• _Stated task_:
Search the listing below for the word "infra" and copy each line that holds it.

Data listing
## BEGIN

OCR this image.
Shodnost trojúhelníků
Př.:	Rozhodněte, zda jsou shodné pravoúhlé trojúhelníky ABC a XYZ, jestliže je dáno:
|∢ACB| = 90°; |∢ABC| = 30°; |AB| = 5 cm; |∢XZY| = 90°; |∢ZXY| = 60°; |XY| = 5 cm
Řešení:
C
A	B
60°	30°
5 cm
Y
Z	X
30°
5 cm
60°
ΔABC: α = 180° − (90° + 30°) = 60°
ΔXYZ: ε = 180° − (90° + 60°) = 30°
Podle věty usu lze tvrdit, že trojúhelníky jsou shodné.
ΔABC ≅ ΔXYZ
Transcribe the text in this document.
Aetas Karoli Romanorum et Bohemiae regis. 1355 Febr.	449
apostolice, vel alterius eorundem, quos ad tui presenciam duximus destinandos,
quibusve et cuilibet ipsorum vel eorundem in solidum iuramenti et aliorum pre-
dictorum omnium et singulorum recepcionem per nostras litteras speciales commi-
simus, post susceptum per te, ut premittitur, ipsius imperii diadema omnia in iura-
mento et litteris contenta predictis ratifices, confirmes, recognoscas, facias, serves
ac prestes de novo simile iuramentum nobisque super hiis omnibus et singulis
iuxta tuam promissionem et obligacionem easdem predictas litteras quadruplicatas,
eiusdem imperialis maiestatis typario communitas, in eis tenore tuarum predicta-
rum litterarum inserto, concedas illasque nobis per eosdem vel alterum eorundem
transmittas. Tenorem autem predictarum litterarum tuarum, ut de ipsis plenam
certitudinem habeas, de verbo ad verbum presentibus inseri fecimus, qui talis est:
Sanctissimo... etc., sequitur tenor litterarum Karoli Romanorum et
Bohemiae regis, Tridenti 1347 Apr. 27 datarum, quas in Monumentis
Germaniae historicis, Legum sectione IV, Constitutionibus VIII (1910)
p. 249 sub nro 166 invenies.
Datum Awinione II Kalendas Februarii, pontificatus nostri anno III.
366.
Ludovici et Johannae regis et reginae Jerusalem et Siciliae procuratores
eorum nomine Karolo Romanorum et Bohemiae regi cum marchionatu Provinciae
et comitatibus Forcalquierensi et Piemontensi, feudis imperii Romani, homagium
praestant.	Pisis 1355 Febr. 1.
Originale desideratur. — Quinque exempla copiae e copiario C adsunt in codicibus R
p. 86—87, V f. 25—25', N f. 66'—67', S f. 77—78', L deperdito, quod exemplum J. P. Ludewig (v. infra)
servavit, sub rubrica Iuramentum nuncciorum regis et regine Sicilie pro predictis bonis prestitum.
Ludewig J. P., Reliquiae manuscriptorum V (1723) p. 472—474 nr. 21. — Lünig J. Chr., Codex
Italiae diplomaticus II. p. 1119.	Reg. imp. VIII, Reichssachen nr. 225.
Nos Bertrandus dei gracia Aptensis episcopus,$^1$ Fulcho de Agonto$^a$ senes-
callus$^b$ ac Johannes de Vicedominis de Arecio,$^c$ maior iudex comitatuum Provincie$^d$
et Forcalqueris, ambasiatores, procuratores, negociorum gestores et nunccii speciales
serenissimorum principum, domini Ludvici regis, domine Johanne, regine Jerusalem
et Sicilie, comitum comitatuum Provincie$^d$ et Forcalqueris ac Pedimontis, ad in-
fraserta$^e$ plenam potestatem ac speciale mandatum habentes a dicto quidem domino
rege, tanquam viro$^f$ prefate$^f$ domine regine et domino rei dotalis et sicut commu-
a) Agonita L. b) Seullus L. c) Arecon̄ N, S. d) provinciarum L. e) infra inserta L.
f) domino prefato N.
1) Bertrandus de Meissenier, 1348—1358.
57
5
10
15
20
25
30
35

## END

• _Solution to this task_:
p. 86—87, V f. 25—25', N f. 66'—67', S f. 77—78', L deperdito, quod exemplum J. P. Ludewig (v. infra)
a) Agonita L. b) Seullus L. c) Arecon̄ N, S. d) provinciarum L. e) infra inserta L.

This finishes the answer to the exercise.